Count every line that has the word "content". Give the number, without anything more.

RECORDS SUPPLIED -
====

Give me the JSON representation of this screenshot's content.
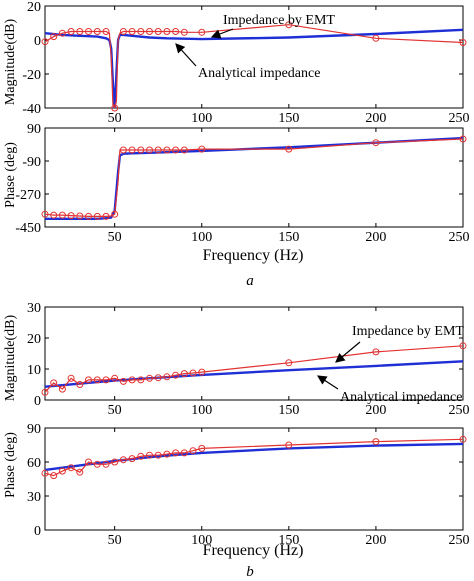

====

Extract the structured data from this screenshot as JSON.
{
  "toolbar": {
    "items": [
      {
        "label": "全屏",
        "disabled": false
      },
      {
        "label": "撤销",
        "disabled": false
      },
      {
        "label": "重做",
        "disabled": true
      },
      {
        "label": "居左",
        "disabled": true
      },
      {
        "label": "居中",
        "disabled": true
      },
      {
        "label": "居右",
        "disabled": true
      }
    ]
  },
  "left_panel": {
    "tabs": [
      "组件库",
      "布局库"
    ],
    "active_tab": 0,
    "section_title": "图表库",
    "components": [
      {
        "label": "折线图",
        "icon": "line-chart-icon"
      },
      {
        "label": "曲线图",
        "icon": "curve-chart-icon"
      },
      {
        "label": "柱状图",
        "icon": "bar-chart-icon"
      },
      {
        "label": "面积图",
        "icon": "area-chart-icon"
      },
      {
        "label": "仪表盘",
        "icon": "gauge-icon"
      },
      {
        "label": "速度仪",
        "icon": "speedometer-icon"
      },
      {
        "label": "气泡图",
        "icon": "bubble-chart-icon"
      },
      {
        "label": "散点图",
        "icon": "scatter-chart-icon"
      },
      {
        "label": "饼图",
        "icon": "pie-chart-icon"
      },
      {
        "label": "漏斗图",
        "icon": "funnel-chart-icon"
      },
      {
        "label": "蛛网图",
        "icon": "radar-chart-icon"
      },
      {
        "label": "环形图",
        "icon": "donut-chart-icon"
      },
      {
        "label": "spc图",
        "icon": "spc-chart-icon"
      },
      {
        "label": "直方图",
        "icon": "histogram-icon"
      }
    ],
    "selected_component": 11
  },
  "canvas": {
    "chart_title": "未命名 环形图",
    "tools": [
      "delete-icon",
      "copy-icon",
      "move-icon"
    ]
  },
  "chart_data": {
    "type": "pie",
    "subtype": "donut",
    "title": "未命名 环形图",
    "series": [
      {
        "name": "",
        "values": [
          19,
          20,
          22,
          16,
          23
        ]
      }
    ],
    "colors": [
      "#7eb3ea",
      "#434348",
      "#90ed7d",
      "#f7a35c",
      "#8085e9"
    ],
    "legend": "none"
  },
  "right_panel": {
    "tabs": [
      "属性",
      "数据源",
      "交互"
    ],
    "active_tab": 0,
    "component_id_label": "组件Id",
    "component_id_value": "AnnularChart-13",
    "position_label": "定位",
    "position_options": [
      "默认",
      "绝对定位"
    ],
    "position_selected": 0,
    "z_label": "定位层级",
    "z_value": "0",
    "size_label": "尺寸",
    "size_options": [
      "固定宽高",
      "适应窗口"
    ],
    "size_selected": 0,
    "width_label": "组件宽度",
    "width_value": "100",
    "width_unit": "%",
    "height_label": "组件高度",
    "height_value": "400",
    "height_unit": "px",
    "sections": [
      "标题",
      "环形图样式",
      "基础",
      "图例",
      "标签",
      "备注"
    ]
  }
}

====

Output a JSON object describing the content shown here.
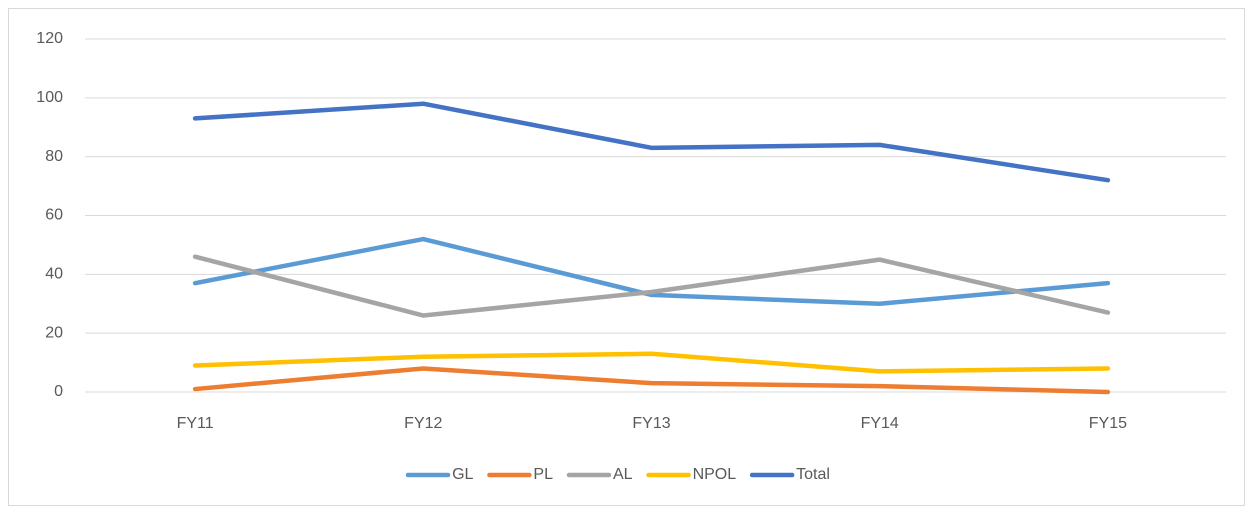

====

RESULT OF THE EXERCISE - 2